Written instruction ::
Reproduce the part of the records running from the start through the line containing "scatter-point (489, 425, 510, 446)", replacing "scatter-point" with "marker" and keeping everything else unchanged.

Entries provided ::
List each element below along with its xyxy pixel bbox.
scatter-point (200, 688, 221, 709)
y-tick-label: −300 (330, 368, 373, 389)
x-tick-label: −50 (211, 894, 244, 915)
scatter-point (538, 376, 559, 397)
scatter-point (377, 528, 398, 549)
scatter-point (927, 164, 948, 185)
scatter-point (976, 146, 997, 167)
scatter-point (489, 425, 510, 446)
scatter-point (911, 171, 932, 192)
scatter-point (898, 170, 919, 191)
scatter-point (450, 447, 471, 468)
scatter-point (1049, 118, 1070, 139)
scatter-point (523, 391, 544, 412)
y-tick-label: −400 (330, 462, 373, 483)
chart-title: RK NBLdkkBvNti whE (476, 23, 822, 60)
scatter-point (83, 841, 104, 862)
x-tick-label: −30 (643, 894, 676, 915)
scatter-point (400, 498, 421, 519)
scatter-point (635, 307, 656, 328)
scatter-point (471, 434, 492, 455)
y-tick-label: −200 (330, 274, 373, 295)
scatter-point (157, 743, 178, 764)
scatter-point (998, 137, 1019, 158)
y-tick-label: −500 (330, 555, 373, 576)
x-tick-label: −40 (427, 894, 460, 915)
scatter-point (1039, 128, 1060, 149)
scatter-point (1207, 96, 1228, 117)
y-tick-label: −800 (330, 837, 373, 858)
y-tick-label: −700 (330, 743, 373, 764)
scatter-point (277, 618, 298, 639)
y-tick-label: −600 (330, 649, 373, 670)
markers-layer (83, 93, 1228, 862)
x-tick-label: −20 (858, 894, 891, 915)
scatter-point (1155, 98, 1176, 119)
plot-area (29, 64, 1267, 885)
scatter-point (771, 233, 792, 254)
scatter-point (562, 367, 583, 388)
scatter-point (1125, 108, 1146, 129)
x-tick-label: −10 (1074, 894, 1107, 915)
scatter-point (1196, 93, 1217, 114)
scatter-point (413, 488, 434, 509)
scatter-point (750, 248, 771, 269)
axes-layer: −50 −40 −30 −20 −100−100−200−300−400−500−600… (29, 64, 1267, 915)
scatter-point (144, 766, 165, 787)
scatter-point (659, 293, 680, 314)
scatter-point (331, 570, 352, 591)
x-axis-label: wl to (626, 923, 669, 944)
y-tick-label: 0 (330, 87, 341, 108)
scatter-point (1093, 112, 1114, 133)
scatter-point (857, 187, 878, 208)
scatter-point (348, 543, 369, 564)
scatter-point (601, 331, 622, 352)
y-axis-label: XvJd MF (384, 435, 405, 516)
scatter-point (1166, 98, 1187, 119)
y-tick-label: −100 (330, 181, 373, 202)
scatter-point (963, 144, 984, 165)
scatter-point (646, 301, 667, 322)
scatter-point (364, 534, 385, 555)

Reply to the exercise ::
List each element below along with its xyxy pixel bbox.
marker (200, 688, 221, 709)
y-tick-label: −300 (330, 368, 373, 389)
x-tick-label: −50 (211, 894, 244, 915)
marker (538, 376, 559, 397)
marker (377, 528, 398, 549)
marker (927, 164, 948, 185)
marker (976, 146, 997, 167)
marker (489, 425, 510, 446)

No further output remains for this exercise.